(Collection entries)

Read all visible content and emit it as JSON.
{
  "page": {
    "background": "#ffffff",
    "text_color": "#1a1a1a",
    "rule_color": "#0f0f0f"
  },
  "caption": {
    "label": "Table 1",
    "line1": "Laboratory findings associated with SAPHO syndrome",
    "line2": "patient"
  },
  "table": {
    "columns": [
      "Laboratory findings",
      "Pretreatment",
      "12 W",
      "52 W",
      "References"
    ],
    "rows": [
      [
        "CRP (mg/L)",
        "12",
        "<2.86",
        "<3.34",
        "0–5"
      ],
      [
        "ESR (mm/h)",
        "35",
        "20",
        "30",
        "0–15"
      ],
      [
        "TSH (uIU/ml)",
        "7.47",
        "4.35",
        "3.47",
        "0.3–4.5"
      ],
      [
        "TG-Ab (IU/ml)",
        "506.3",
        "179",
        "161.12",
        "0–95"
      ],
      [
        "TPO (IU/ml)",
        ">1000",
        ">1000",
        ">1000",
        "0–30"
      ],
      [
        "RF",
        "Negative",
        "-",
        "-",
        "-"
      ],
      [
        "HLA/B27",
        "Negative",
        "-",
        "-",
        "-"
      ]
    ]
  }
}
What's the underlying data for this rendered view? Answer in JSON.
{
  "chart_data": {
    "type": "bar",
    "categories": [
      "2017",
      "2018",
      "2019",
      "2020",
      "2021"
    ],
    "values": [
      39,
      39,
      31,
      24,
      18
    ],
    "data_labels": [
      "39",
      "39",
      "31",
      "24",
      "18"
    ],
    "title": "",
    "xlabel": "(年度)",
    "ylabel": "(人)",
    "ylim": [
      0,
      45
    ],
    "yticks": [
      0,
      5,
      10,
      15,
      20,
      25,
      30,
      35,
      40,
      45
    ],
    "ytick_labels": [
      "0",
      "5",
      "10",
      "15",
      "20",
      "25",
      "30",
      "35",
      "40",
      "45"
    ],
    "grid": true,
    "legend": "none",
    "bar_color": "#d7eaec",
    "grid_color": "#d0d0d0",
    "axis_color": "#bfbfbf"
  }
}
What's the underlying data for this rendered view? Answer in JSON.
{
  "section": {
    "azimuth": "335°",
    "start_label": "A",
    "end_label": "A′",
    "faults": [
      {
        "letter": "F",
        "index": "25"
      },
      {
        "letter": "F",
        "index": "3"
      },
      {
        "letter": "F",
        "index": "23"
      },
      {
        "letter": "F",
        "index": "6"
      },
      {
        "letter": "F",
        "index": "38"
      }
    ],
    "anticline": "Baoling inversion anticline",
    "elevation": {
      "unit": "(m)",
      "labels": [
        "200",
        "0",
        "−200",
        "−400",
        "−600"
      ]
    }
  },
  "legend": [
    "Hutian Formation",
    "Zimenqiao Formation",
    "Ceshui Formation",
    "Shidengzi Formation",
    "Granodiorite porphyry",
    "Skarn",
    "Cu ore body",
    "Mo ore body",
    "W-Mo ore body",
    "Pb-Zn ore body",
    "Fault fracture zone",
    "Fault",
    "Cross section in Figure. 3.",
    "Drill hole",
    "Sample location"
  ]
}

...

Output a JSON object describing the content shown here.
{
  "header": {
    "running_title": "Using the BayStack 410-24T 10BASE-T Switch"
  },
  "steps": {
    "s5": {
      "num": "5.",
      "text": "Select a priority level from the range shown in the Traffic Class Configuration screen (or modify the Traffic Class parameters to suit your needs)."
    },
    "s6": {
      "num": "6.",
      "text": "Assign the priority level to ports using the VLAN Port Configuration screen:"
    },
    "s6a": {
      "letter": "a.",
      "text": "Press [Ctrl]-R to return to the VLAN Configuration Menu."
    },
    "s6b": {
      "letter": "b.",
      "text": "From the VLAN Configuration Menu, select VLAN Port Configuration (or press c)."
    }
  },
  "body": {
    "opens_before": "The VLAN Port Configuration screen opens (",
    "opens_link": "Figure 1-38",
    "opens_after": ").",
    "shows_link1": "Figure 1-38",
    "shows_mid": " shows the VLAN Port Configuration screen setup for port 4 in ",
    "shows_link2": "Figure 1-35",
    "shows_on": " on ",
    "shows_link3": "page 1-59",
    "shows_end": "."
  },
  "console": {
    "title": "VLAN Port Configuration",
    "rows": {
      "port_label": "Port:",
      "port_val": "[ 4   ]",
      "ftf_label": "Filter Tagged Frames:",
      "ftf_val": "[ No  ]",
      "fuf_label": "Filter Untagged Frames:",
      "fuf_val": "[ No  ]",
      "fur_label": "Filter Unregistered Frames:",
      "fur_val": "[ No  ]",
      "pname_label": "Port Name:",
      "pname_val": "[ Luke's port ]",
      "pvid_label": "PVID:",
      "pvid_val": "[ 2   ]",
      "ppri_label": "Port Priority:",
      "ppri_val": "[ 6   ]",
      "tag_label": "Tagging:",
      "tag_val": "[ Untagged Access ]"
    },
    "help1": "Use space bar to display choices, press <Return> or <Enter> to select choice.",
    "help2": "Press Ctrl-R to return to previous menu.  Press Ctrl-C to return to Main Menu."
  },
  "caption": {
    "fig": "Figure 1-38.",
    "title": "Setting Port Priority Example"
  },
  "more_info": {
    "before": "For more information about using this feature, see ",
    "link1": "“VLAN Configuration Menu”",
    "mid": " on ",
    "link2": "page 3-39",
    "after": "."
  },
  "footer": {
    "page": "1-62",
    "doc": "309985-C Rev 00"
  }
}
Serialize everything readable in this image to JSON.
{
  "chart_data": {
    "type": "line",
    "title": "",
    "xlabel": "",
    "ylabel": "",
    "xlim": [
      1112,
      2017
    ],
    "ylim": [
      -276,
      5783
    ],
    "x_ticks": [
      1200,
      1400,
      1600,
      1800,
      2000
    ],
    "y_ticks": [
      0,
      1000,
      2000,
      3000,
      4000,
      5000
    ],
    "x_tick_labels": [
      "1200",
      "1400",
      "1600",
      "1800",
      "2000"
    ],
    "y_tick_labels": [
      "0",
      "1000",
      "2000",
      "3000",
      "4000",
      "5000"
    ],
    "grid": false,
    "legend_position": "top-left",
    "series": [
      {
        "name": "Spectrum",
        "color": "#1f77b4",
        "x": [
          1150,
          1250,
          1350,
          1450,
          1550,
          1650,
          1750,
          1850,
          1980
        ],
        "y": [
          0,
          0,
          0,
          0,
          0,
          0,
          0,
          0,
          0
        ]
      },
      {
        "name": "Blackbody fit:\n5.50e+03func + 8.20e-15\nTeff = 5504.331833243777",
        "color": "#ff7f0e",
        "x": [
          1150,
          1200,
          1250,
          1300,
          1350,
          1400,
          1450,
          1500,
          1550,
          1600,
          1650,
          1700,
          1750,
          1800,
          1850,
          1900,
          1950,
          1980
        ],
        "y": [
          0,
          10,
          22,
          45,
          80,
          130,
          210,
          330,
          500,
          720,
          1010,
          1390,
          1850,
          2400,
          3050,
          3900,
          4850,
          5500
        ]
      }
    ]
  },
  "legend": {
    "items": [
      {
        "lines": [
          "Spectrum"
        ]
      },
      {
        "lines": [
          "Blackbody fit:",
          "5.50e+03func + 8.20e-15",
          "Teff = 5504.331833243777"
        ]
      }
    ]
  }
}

To do.
Return every line holding the word "Menu" from the records.

Reply.
      "text": "Press [Ctrl]-R to return to the VLAN Configuration Menu."
      "text": "From the VLAN Configuration Menu, select VLAN Port Configuration (or press c)."
    "help2": "Press Ctrl-R to return to previous menu.  Press Ctrl-C to return to Main Menu."
    "link1": "“VLAN Configuration Menu”",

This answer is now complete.